■ Task instructions:
Find the lines below that contain the string "CSDN". Copy each one.

■ Data records:
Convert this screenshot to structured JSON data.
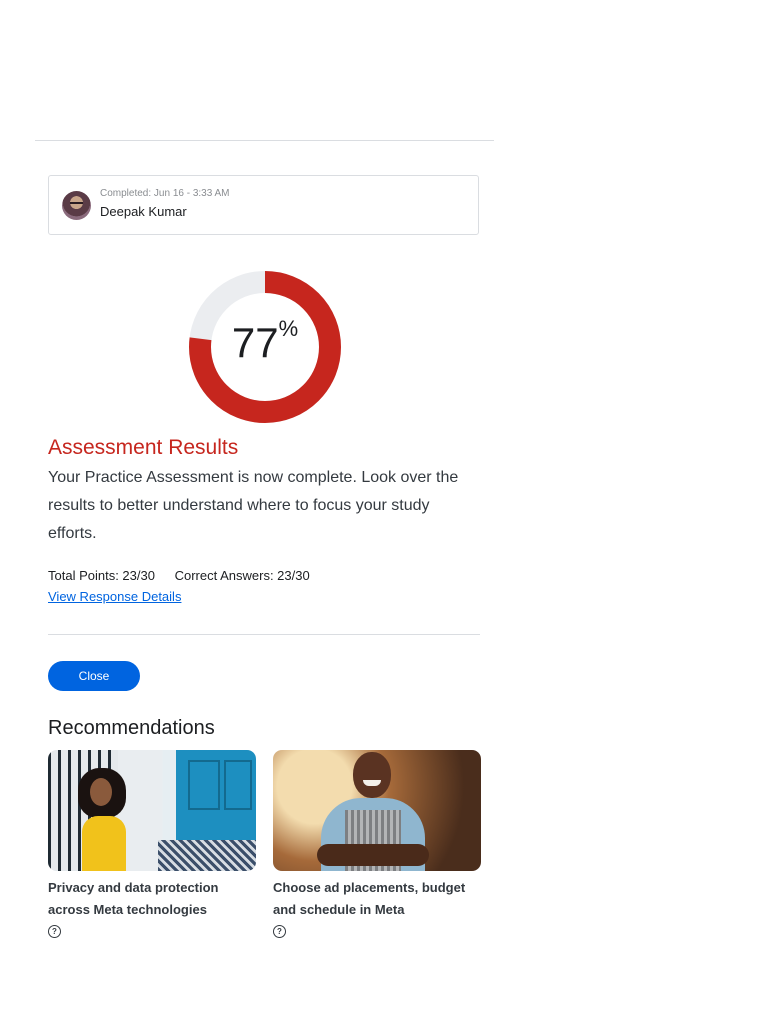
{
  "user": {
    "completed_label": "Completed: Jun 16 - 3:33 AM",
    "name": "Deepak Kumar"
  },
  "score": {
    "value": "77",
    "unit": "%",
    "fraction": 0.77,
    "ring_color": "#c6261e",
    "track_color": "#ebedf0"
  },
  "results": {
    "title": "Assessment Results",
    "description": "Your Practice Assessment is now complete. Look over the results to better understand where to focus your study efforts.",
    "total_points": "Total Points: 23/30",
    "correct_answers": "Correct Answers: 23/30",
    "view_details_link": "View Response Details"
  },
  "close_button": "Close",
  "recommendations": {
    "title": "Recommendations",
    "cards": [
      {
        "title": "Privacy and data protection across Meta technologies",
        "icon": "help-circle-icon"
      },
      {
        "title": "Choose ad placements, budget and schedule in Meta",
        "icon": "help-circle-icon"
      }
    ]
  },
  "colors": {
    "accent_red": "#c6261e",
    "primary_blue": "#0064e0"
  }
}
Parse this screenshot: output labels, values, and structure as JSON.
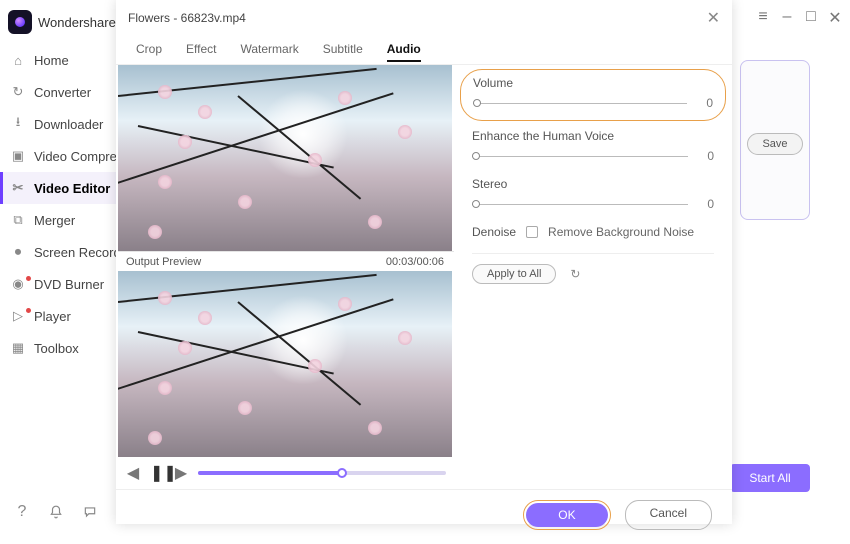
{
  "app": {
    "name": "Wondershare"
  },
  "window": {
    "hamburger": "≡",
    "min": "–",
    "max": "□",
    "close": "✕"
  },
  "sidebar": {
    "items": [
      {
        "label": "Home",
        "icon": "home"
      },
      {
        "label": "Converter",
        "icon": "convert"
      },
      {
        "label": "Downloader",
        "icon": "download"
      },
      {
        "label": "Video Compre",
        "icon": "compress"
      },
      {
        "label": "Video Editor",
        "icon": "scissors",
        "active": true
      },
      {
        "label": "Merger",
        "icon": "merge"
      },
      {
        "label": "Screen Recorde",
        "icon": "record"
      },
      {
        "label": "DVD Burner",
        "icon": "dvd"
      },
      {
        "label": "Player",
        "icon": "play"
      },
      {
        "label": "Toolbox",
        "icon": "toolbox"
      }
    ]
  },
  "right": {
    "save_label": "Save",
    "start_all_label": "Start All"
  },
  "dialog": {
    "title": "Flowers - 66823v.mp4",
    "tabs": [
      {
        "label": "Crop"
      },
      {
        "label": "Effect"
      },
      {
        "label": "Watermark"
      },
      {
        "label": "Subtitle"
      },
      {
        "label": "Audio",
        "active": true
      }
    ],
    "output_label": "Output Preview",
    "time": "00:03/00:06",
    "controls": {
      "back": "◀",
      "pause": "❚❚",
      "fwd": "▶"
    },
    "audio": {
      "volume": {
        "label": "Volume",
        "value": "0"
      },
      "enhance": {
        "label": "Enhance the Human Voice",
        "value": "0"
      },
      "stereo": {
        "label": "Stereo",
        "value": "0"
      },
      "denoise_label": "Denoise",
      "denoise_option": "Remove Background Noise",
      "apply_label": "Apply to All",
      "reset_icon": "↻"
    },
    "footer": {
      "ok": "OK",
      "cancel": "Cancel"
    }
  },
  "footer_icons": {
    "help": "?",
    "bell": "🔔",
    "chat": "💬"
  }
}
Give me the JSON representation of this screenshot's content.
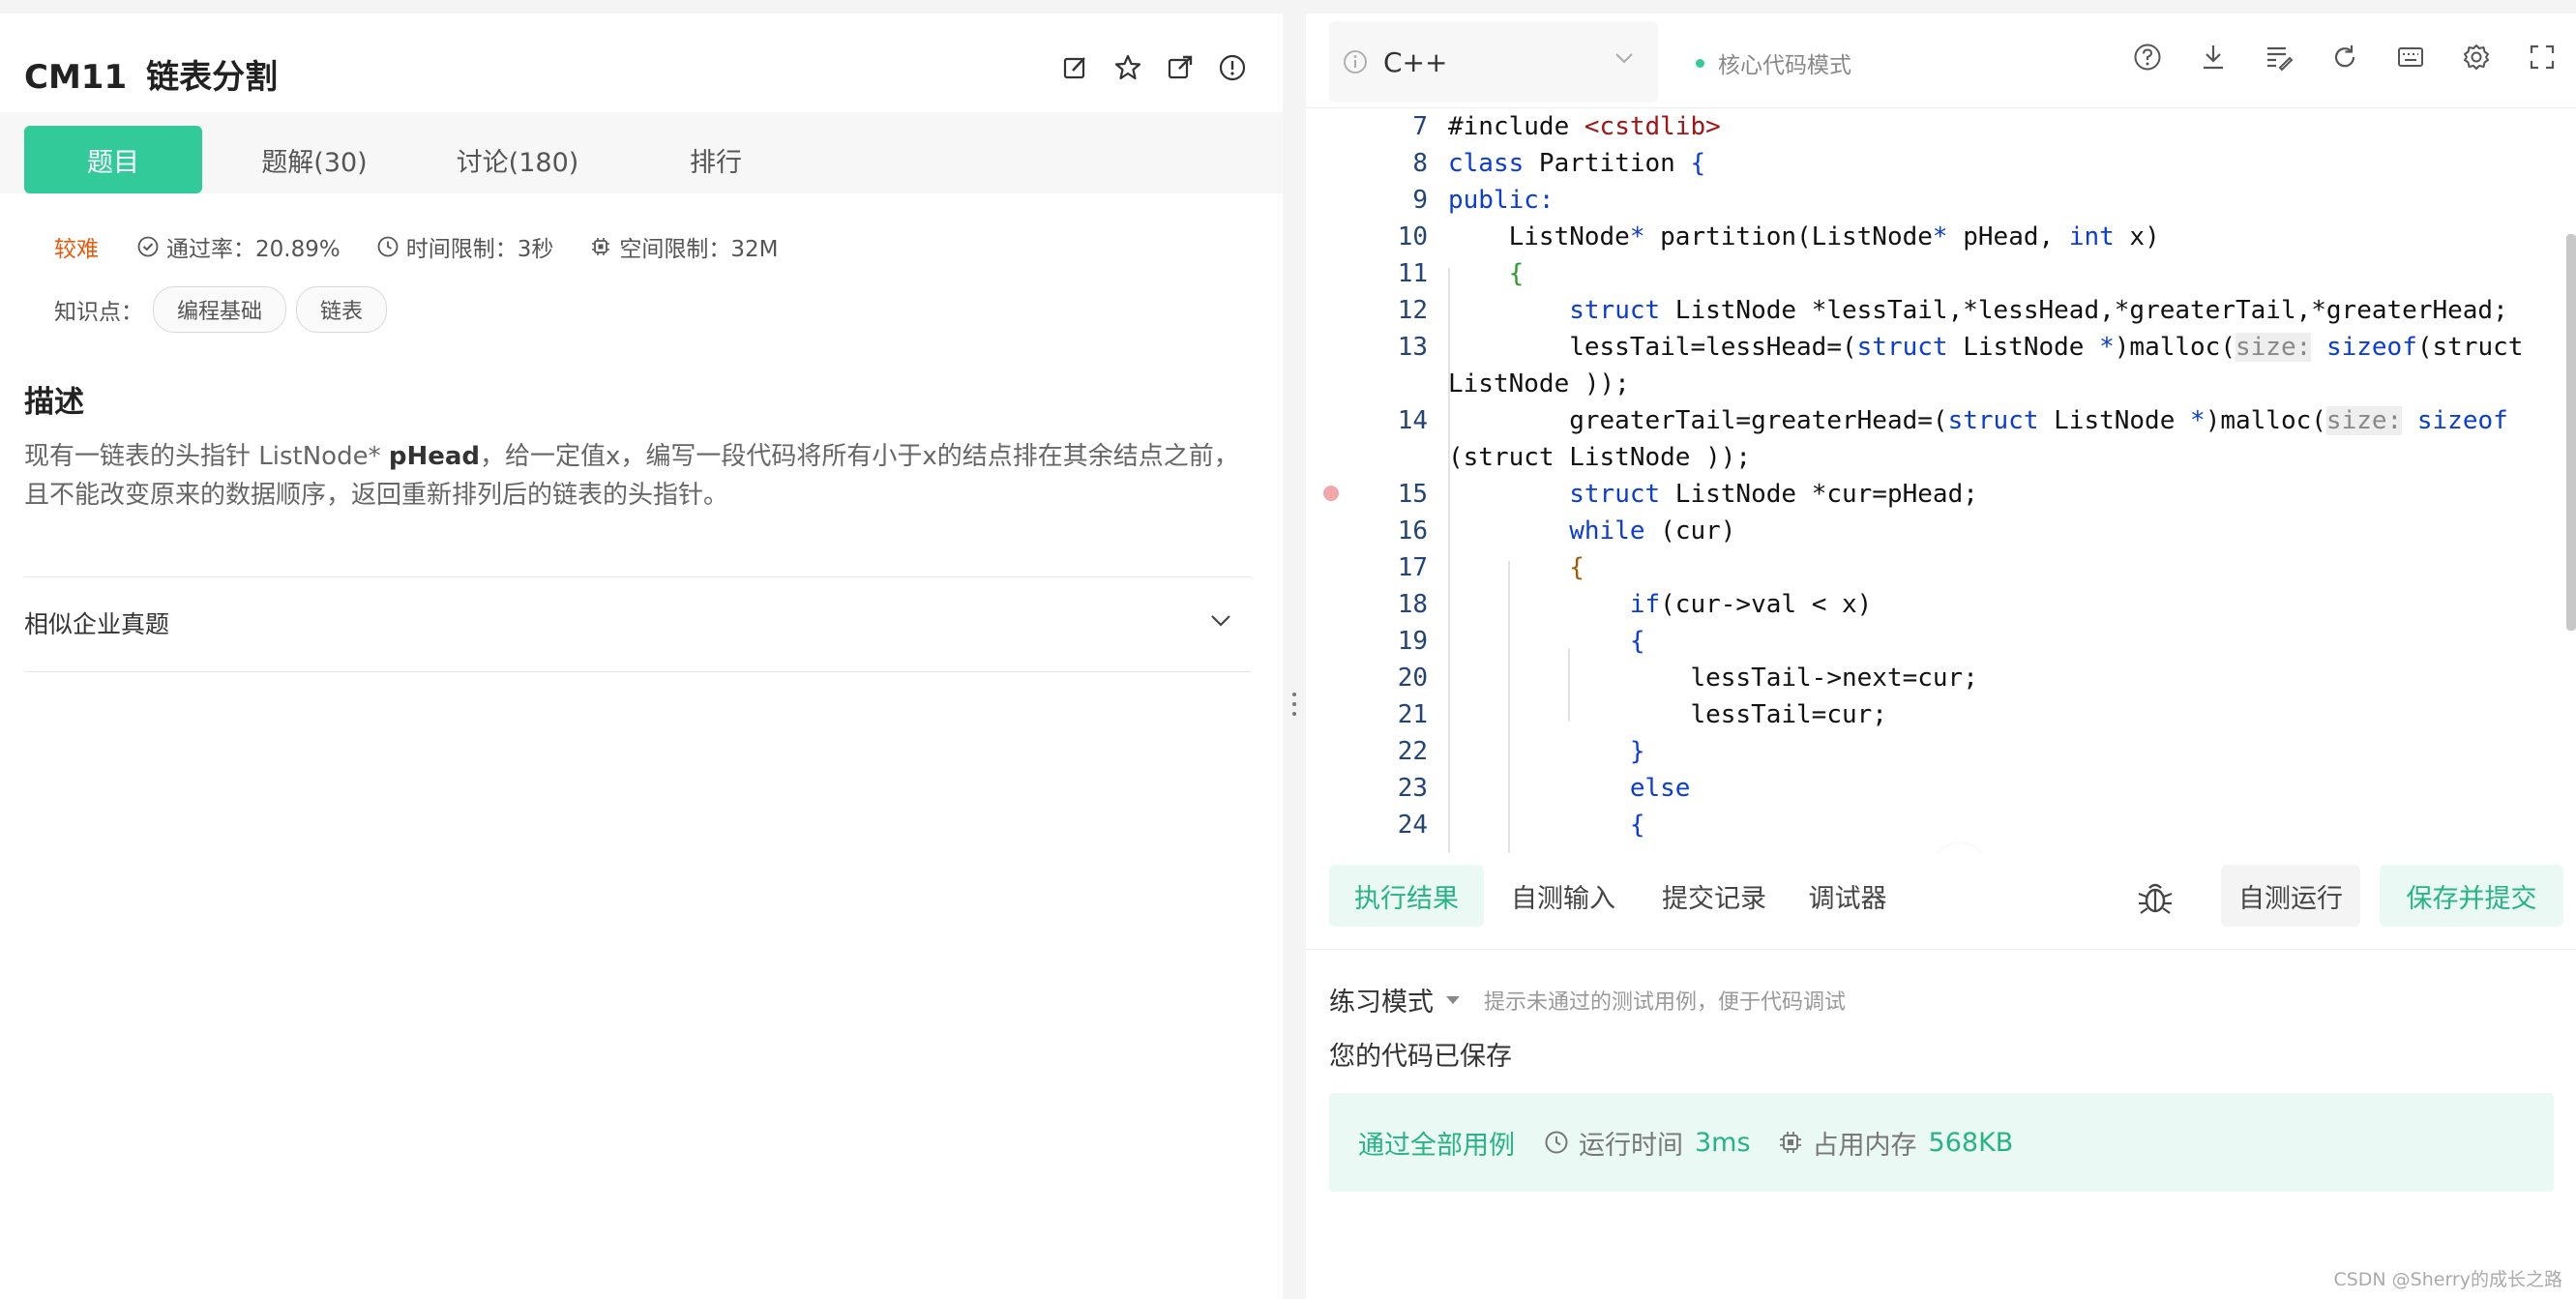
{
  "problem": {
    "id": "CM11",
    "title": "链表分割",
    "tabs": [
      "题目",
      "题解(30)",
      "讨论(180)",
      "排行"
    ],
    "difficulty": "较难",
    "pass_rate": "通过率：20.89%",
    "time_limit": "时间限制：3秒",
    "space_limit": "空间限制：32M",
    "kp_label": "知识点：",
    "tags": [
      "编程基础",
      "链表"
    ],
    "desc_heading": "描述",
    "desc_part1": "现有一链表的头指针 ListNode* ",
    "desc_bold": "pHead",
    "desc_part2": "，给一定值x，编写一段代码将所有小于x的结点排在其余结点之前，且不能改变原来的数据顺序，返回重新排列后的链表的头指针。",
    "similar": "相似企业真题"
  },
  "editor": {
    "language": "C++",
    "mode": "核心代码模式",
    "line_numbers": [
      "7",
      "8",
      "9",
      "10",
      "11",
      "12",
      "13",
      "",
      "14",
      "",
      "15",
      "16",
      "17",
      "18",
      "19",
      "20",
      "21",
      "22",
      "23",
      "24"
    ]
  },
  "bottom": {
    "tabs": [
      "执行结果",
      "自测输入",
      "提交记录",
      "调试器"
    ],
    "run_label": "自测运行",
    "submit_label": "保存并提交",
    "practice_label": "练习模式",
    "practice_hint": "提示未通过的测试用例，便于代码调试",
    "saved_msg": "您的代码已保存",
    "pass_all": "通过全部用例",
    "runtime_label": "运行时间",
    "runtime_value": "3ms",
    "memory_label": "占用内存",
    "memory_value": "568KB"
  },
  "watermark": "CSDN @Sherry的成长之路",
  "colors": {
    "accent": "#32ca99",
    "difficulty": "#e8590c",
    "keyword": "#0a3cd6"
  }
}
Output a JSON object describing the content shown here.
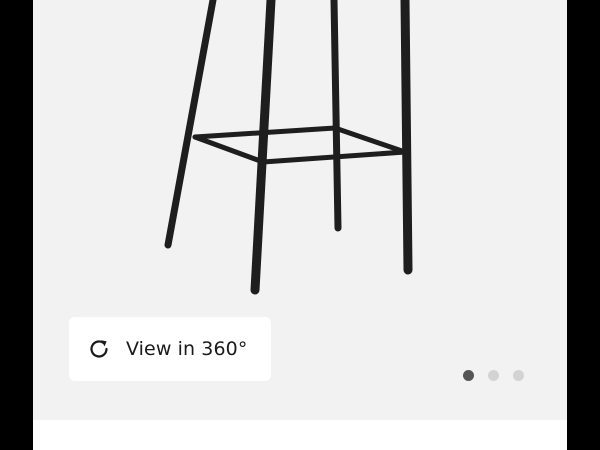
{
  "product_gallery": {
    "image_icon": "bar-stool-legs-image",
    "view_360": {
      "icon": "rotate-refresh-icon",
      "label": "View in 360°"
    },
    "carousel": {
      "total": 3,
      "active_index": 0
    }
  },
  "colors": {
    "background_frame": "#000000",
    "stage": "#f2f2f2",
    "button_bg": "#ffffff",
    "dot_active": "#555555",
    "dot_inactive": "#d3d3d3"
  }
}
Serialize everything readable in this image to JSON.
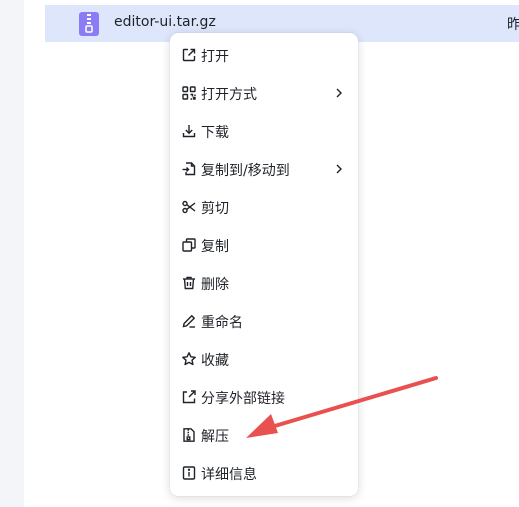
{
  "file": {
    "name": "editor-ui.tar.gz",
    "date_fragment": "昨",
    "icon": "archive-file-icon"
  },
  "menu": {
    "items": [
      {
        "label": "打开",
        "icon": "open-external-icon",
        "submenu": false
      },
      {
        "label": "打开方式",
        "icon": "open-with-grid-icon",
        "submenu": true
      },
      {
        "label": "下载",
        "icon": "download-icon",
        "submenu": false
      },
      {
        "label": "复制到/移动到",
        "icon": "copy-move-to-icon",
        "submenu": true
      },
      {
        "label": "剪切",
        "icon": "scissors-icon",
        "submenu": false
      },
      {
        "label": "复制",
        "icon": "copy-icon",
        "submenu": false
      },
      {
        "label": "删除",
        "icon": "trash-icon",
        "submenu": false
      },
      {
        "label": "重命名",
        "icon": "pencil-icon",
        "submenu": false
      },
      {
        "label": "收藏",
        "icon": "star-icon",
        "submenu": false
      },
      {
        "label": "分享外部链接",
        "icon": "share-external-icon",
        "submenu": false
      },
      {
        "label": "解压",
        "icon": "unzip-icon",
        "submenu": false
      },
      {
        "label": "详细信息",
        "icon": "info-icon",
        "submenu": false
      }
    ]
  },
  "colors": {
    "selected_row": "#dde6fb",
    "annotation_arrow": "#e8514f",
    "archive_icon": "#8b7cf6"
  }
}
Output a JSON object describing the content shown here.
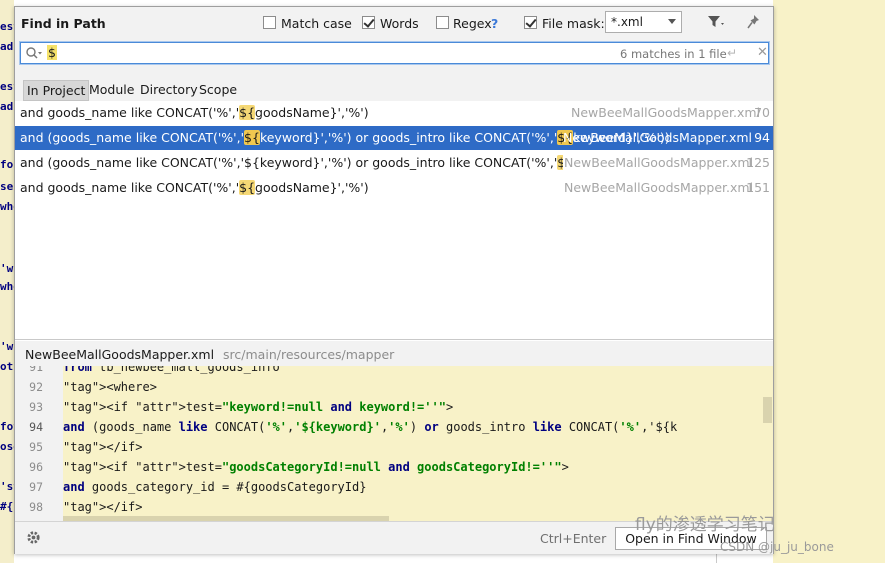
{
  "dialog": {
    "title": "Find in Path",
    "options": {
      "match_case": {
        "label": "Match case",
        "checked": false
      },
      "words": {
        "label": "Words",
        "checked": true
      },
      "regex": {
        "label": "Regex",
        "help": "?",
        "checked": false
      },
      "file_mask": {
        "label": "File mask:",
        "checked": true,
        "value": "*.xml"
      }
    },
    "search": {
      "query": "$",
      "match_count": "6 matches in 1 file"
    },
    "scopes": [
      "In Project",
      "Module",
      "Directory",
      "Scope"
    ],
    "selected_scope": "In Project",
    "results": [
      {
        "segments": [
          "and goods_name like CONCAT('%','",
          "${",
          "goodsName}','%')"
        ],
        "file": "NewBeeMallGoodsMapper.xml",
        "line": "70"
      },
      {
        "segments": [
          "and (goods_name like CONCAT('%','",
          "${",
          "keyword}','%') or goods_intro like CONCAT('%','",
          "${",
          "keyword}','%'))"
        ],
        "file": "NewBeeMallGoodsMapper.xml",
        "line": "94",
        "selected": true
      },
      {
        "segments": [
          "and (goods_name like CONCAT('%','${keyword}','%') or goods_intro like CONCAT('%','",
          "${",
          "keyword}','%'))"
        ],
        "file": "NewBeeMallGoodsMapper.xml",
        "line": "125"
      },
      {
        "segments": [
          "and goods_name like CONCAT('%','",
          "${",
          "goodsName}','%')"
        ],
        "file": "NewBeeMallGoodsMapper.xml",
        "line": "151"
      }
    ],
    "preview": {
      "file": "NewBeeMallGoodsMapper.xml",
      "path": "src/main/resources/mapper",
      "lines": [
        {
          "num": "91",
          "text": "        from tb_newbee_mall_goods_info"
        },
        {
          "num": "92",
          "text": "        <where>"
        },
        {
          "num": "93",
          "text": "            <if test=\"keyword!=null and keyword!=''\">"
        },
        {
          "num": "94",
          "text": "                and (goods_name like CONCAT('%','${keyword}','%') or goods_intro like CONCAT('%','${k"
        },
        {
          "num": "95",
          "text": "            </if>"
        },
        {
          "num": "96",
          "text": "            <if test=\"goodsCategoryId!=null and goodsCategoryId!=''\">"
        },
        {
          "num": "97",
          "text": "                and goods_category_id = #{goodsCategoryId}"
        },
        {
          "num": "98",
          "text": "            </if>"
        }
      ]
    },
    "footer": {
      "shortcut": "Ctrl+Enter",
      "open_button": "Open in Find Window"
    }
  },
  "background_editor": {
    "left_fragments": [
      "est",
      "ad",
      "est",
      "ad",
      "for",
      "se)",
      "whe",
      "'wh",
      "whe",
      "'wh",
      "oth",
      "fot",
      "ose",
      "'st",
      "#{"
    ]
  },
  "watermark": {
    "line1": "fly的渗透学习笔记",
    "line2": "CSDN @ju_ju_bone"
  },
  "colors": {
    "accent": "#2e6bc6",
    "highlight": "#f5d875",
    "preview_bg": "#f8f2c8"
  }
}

■ Solution below:
  "watermark": "CSDN @Sherry的成长之路",
    "line2": "CSDN @ju_ju_bone"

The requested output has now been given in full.